_WHAT YOU HAVE TO DO:_ Copy out the lines that have "stanie" in them.

Items listed in a dataset
***
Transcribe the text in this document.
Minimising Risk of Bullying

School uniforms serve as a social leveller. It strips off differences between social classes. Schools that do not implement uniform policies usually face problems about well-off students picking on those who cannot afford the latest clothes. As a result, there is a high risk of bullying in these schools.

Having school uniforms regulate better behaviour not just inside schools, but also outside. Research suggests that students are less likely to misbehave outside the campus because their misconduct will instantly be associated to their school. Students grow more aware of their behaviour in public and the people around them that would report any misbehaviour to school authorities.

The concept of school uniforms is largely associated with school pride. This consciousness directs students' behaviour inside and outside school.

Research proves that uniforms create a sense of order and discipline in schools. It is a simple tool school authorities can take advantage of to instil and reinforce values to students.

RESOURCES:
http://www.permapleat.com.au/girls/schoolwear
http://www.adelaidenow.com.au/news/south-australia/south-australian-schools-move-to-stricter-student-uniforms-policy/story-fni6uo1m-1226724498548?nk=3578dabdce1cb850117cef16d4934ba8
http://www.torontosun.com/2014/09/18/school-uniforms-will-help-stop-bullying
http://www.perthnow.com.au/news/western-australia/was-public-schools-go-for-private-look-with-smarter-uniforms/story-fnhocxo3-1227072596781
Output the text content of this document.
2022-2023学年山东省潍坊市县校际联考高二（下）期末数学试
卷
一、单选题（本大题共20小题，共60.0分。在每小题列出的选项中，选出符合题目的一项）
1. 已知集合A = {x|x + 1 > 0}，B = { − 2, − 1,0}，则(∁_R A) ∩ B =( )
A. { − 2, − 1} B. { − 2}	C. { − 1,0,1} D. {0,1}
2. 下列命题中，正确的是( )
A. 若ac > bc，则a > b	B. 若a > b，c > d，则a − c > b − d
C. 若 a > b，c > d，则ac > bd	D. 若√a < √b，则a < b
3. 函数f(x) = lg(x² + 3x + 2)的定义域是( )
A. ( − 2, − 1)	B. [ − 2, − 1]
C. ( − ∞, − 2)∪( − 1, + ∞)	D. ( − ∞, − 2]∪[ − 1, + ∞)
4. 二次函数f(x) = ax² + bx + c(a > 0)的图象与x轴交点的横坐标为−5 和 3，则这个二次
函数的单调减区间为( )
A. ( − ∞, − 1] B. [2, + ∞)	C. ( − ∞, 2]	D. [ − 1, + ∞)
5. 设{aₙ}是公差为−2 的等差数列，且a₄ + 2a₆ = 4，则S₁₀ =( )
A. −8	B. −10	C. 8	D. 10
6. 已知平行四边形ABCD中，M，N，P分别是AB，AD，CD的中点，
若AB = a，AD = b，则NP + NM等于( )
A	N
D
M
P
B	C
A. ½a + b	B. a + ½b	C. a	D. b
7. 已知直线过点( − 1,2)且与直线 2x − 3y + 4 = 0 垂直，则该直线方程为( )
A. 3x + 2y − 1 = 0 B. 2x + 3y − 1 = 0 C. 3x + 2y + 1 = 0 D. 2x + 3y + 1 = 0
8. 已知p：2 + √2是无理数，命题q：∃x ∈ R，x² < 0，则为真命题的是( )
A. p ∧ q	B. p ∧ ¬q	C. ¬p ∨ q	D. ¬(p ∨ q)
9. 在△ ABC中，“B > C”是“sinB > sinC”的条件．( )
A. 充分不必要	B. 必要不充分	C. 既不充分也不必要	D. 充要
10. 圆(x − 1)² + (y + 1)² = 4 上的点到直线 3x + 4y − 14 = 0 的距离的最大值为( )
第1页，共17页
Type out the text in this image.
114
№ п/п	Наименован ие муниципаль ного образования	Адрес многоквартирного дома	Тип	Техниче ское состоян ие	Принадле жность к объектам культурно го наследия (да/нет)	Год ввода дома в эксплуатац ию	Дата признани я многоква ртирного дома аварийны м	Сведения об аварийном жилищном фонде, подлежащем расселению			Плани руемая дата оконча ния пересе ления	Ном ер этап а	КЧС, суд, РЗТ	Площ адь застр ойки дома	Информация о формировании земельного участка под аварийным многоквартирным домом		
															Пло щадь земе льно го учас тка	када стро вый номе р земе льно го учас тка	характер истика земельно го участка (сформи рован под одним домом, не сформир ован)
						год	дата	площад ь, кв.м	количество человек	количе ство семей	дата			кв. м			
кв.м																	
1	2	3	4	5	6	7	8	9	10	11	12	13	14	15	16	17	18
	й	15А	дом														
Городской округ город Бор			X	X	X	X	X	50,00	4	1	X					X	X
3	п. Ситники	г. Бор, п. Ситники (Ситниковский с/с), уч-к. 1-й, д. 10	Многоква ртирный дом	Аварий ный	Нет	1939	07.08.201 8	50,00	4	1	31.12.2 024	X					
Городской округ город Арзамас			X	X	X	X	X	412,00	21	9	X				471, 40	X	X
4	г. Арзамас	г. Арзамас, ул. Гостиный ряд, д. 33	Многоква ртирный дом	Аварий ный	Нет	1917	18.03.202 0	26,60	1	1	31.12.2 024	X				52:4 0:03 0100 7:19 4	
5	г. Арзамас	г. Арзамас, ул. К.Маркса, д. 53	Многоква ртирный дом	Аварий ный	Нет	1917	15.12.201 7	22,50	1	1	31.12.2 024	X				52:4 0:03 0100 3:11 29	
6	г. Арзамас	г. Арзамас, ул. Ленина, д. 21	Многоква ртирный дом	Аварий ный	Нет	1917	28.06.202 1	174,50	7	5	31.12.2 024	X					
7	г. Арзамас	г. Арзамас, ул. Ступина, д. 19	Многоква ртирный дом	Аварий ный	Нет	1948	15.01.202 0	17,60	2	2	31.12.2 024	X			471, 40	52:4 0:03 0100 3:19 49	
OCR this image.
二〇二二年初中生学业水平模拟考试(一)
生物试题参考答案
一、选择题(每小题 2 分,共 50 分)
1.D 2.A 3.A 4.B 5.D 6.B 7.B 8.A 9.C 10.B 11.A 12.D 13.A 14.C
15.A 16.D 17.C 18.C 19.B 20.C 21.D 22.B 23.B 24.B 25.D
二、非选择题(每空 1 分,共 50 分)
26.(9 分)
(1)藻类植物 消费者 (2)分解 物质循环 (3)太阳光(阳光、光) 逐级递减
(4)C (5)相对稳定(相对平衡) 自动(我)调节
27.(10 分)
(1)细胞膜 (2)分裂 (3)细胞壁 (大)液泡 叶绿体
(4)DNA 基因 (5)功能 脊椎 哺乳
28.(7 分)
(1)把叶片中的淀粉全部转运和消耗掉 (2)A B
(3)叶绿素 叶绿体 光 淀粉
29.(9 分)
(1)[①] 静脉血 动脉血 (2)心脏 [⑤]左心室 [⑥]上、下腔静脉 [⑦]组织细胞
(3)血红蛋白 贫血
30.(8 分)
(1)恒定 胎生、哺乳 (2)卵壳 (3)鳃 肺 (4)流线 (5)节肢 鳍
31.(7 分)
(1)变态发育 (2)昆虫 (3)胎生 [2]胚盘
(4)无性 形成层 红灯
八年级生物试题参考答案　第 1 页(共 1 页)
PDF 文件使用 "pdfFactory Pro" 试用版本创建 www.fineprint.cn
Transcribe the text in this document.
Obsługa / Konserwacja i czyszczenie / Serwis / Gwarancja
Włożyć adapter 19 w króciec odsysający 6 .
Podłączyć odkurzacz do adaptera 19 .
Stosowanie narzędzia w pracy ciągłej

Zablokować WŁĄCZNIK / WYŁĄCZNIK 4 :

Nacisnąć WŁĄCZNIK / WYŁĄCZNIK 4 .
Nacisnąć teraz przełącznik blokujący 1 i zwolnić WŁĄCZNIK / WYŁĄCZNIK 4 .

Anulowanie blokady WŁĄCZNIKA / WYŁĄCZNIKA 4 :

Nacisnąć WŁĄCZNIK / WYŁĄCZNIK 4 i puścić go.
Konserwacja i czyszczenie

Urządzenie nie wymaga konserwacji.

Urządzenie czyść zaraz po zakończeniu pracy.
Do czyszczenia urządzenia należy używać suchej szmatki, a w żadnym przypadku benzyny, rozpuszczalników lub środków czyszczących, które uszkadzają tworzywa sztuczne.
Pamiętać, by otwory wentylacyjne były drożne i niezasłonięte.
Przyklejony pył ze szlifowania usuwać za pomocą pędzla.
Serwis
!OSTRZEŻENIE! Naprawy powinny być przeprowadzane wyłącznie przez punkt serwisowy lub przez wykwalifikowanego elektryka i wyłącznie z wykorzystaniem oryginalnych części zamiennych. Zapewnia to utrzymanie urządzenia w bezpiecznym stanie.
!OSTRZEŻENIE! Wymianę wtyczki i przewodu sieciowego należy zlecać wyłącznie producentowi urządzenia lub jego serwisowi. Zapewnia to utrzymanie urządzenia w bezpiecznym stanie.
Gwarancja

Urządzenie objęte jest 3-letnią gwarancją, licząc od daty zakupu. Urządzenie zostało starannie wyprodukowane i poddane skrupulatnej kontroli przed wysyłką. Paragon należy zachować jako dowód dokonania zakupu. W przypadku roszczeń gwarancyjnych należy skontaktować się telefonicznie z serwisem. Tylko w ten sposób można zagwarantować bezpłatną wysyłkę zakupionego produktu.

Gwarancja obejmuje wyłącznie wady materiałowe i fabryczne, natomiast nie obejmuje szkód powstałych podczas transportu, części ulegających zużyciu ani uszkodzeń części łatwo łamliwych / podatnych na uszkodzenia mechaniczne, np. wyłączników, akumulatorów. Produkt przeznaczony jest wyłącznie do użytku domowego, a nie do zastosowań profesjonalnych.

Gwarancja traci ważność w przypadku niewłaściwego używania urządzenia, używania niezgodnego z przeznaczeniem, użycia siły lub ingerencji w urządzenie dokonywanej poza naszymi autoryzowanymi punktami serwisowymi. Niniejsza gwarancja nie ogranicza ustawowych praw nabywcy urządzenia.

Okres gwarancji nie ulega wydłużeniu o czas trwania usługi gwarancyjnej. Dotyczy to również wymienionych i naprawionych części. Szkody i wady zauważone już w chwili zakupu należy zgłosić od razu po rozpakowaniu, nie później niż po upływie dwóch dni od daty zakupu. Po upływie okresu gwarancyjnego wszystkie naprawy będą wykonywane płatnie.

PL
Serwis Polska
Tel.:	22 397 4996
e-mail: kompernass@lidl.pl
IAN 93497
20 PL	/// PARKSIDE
***
_RESPONSE TO THIS EXERCISE:_
!OSTRZEŻENIE! Naprawy powinny być przeprowadzane wyłącznie przez punkt serwisowy lub przez wykwalifikowanego elektryka i wyłącznie z wykorzystaniem oryginalnych części zamiennych. Zapewnia to utrzymanie urządzenia w bezpiecznym stanie.
!OSTRZEŻENIE! Wymianę wtyczki i przewodu sieciowego należy zlecać wyłącznie producentowi urządzenia lub jego serwisowi. Zapewnia to utrzymanie urządzenia w bezpiecznym stanie.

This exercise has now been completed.